■ **AIM**:
Your task is to tally the lines of the listing containing the word "Finance" and report the figure alone.

[Data items]
"""

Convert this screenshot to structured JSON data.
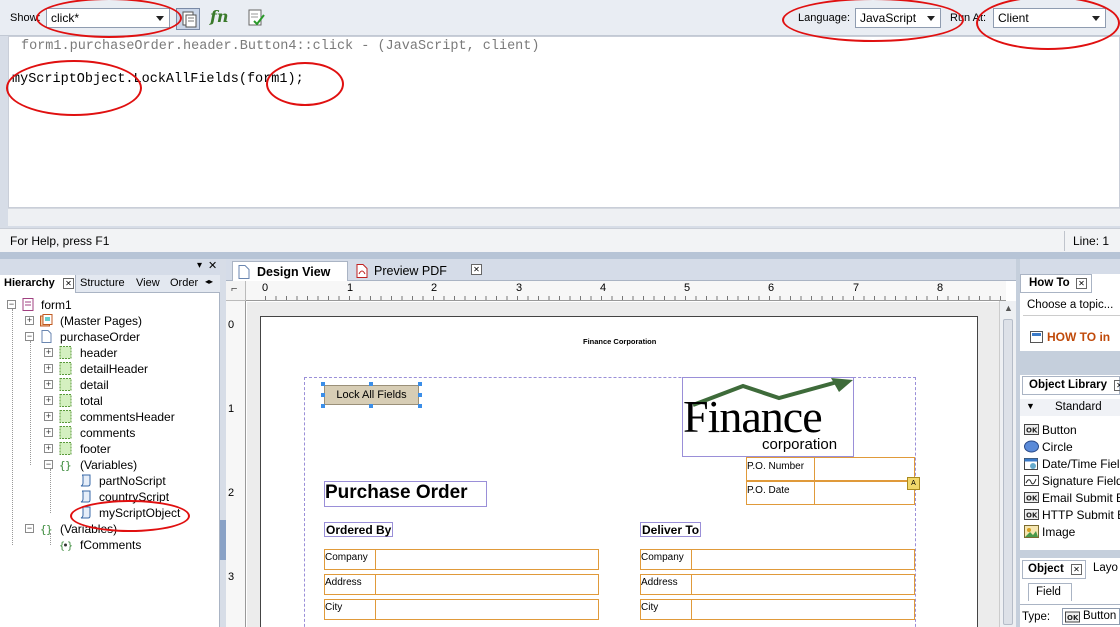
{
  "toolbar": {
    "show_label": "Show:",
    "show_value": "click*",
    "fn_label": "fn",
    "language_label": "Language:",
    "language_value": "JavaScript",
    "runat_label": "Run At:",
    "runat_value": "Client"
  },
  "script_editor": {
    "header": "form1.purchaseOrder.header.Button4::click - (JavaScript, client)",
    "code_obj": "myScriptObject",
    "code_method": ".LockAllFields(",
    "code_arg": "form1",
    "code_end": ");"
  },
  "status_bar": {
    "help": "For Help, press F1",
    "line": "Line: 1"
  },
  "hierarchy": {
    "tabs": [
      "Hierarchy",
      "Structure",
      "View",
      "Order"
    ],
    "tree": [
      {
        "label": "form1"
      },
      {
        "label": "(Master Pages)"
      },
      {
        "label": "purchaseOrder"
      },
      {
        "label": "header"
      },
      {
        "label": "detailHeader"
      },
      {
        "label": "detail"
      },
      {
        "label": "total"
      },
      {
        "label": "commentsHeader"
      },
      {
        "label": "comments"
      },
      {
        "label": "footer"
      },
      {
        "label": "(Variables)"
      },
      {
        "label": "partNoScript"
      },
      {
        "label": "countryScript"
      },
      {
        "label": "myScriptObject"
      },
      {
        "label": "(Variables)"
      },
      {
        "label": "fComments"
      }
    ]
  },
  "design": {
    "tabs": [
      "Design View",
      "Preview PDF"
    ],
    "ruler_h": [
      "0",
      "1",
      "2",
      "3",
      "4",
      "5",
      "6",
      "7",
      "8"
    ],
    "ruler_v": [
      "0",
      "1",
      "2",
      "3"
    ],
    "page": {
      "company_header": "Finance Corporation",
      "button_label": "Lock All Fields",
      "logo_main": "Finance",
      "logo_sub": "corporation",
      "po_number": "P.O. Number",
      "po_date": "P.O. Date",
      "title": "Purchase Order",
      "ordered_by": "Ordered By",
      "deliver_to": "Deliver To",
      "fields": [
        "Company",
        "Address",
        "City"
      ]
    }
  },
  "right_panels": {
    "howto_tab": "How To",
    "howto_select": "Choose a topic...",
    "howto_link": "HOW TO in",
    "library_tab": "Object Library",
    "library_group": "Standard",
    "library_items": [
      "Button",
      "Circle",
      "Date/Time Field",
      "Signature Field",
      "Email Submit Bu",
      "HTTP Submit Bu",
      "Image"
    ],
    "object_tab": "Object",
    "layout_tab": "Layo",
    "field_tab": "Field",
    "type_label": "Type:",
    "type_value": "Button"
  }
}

"""
"""

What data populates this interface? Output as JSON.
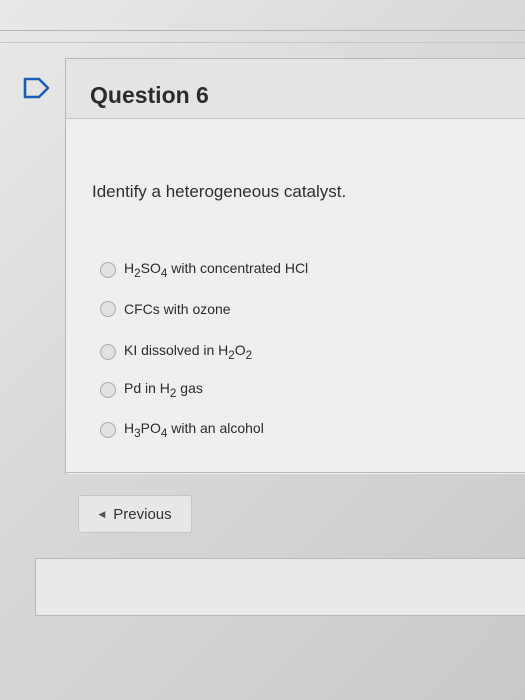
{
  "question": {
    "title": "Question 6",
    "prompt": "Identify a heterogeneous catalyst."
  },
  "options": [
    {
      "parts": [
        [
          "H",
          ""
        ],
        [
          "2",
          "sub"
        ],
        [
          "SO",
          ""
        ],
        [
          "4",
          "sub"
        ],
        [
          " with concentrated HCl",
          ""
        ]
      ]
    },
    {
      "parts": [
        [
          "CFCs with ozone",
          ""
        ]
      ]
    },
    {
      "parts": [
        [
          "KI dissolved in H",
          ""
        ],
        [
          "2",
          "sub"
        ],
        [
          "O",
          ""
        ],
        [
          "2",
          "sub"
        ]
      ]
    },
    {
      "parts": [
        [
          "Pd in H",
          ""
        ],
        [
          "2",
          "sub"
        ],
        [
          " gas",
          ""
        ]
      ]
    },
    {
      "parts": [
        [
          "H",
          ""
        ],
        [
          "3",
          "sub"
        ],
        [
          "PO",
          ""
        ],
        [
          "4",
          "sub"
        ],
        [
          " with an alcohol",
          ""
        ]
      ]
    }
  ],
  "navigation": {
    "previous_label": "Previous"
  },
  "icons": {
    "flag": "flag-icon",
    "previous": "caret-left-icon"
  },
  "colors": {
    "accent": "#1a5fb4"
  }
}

"""
"""

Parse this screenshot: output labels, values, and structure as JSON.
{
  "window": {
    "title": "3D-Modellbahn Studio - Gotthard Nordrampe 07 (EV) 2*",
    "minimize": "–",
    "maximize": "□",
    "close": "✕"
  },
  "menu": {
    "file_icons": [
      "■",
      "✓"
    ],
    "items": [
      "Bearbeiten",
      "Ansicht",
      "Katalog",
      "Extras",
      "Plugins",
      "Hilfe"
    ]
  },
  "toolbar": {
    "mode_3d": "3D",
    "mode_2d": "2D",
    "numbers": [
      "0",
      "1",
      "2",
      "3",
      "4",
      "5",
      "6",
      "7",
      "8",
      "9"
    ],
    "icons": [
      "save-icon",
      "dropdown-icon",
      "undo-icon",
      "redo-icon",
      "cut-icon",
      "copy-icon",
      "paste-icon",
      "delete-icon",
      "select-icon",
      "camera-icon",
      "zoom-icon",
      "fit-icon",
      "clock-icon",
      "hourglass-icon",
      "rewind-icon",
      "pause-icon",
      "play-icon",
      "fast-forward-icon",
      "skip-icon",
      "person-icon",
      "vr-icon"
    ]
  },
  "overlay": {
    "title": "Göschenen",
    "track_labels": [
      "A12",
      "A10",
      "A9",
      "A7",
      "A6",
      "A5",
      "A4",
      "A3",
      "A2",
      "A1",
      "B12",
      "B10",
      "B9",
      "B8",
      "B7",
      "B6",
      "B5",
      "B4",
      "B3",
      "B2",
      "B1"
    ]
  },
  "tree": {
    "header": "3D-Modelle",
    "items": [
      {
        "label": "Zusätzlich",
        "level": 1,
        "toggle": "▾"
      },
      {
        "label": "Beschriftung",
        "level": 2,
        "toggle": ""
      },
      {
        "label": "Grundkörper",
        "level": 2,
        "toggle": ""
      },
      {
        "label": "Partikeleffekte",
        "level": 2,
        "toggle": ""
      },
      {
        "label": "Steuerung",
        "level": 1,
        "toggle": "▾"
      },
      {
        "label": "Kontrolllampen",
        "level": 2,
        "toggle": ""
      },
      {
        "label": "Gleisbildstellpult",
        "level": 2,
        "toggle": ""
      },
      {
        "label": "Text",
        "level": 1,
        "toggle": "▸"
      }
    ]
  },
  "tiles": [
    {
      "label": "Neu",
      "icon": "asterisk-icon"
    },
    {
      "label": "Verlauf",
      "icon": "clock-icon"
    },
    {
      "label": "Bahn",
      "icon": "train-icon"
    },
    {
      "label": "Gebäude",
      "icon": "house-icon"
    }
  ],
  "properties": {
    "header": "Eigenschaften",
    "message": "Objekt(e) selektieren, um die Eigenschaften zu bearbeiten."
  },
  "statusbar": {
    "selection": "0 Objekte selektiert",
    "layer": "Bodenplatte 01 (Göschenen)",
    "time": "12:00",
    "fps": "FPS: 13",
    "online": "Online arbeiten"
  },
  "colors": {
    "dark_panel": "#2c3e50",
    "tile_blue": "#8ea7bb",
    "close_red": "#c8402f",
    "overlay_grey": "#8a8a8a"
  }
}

"""

■ **RESULT OF THE TASK**:
2